EXERCISE GOAL: Write out the whole listing, matching it exactly.
>>>>>
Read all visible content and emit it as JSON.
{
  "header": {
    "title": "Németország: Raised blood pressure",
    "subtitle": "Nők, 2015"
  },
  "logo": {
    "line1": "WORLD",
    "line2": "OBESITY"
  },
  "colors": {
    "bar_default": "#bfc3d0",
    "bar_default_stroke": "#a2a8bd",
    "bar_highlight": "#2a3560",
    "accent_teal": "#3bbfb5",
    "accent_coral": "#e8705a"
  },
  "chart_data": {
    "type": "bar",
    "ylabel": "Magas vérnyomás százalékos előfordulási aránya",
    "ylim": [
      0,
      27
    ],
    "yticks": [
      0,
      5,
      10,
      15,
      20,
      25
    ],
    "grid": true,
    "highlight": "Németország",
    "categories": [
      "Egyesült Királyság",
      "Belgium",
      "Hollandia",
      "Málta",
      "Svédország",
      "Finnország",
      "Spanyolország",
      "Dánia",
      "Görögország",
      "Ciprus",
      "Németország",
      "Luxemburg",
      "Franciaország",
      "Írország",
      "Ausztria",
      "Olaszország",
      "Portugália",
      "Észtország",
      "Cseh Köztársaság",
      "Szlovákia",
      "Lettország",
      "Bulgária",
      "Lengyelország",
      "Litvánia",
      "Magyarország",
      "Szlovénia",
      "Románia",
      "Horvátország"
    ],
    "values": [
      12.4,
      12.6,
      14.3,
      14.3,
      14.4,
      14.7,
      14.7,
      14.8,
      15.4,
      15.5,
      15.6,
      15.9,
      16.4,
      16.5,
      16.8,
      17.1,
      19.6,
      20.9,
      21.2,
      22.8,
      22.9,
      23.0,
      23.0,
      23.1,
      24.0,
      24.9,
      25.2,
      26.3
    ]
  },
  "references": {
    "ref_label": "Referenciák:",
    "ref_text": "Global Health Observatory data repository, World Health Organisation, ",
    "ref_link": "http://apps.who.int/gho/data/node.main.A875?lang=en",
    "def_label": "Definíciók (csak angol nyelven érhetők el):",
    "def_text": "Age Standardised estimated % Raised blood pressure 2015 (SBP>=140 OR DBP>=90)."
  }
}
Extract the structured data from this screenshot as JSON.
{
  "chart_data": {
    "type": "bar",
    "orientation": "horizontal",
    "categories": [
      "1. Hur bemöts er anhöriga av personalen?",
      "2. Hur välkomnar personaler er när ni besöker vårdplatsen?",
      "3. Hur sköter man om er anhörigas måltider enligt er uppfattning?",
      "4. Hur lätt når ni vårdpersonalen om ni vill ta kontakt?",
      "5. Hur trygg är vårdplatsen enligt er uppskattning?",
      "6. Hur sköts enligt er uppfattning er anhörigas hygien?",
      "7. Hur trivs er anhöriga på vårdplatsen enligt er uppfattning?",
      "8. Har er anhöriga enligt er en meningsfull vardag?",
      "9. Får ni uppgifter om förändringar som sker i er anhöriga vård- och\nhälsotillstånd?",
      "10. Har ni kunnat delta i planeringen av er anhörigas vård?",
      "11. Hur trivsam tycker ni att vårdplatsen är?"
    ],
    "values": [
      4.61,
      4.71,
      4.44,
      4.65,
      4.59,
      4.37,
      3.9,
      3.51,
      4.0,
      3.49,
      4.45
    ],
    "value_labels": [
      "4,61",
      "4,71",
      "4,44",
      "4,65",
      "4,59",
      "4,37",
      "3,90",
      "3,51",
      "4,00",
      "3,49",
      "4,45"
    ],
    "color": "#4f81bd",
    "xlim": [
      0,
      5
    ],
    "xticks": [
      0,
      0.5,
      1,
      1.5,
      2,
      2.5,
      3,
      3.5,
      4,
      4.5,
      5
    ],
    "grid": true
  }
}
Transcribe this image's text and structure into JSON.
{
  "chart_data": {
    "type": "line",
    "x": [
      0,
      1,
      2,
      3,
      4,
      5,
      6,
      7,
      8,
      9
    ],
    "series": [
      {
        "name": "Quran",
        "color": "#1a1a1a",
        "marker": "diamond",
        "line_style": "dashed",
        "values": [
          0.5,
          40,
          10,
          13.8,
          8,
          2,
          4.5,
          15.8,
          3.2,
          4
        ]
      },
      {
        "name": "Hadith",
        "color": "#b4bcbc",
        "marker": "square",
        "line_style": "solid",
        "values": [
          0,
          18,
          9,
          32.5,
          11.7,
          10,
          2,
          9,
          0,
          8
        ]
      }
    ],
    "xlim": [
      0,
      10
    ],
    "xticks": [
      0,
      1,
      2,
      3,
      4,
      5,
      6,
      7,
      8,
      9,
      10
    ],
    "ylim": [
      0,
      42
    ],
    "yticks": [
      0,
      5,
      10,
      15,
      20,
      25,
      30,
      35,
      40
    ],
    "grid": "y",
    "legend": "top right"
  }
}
<<<<<
RESULT OF THE TASK:
Read all visible content and emit it as JSON.
{
  "header": {
    "title": "Németország: Raised blood pressure",
    "subtitle": "Nők, 2015"
  },
  "logo": {
    "line1": "WORLD",
    "line2": "OBESITY"
  },
  "colors": {
    "bar_default": "#bfc3d0",
    "bar_default_stroke": "#a2a8bd",
    "bar_highlight": "#2a3560",
    "accent_teal": "#3bbfb5",
    "accent_coral": "#e8705a"
  },
  "chart_data": {
    "type": "bar",
    "ylabel": "Magas vérnyomás százalékos előfordulási aránya",
    "ylim": [
      0,
      27
    ],
    "yticks": [
      0,
      5,
      10,
      15,
      20,
      25
    ],
    "grid": true,
    "highlight": "Németország",
    "categories": [
      "Egyesült Királyság",
      "Belgium",
      "Hollandia",
      "Málta",
      "Svédország",
      "Finnország",
      "Spanyolország",
      "Dánia",
      "Görögország",
      "Ciprus",
      "Németország",
      "Luxemburg",
      "Franciaország",
      "Írország",
      "Ausztria",
      "Olaszország",
      "Portugália",
      "Észtország",
      "Cseh Köztársaság",
      "Szlovákia",
      "Lettország",
      "Bulgária",
      "Lengyelország",
      "Litvánia",
      "Magyarország",
      "Szlovénia",
      "Románia",
      "Horvátország"
    ],
    "values": [
      12.4,
      12.6,
      14.3,
      14.3,
      14.4,
      14.7,
      14.7,
      14.8,
      15.4,
      15.5,
      15.6,
      15.9,
      16.4,
      16.5,
      16.8,
      17.1,
      19.6,
      20.9,
      21.2,
      22.8,
      22.9,
      23.0,
      23.0,
      23.1,
      24.0,
      24.9,
      25.2,
      26.3
    ]
  },
  "references": {
    "ref_label": "Referenciák:",
    "ref_text": "Global Health Observatory data repository, World Health Organisation, ",
    "ref_link": "http://apps.who.int/gho/data/node.main.A875?lang=en",
    "def_label": "Definíciók (csak angol nyelven érhetők el):",
    "def_text": "Age Standardised estimated % Raised blood pressure 2015 (SBP>=140 OR DBP>=90)."
  }
}
Extract the structured data from this screenshot as JSON.
{
  "chart_data": {
    "type": "bar",
    "orientation": "horizontal",
    "categories": [
      "1. Hur bemöts er anhöriga av personalen?",
      "2. Hur välkomnar personaler er när ni besöker vårdplatsen?",
      "3. Hur sköter man om er anhörigas måltider enligt er uppfattning?",
      "4. Hur lätt når ni vårdpersonalen om ni vill ta kontakt?",
      "5. Hur trygg är vårdplatsen enligt er uppskattning?",
      "6. Hur sköts enligt er uppfattning er anhörigas hygien?",
      "7. Hur trivs er anhöriga på vårdplatsen enligt er uppfattning?",
      "8. Har er anhöriga enligt er en meningsfull vardag?",
      "9. Får ni uppgifter om förändringar som sker i er anhöriga vård- och\nhälsotillstånd?",
      "10. Har ni kunnat delta i planeringen av er anhörigas vård?",
      "11. Hur trivsam tycker ni att vårdplatsen är?"
    ],
    "values": [
      4.61,
      4.71,
      4.44,
      4.65,
      4.59,
      4.37,
      3.9,
      3.51,
      4.0,
      3.49,
      4.45
    ],
    "value_labels": [
      "4,61",
      "4,71",
      "4,44",
      "4,65",
      "4,59",
      "4,37",
      "3,90",
      "3,51",
      "4,00",
      "3,49",
      "4,45"
    ],
    "color": "#4f81bd",
    "xlim": [
      0,
      5
    ],
    "xticks": [
      0,
      0.5,
      1,
      1.5,
      2,
      2.5,
      3,
      3.5,
      4,
      4.5,
      5
    ],
    "grid": true
  }
}
Transcribe this image's text and structure into JSON.
{
  "chart_data": {
    "type": "line",
    "x": [
      0,
      1,
      2,
      3,
      4,
      5,
      6,
      7,
      8,
      9
    ],
    "series": [
      {
        "name": "Quran",
        "color": "#1a1a1a",
        "marker": "diamond",
        "line_style": "dashed",
        "values": [
          0.5,
          40,
          10,
          13.8,
          8,
          2,
          4.5,
          15.8,
          3.2,
          4
        ]
      },
      {
        "name": "Hadith",
        "color": "#b4bcbc",
        "marker": "square",
        "line_style": "solid",
        "values": [
          0,
          18,
          9,
          32.5,
          11.7,
          10,
          2,
          9,
          0,
          8
        ]
      }
    ],
    "xlim": [
      0,
      10
    ],
    "xticks": [
      0,
      1,
      2,
      3,
      4,
      5,
      6,
      7,
      8,
      9,
      10
    ],
    "ylim": [
      0,
      42
    ],
    "yticks": [
      0,
      5,
      10,
      15,
      20,
      25,
      30,
      35,
      40
    ],
    "grid": "y",
    "legend": "top right"
  }
}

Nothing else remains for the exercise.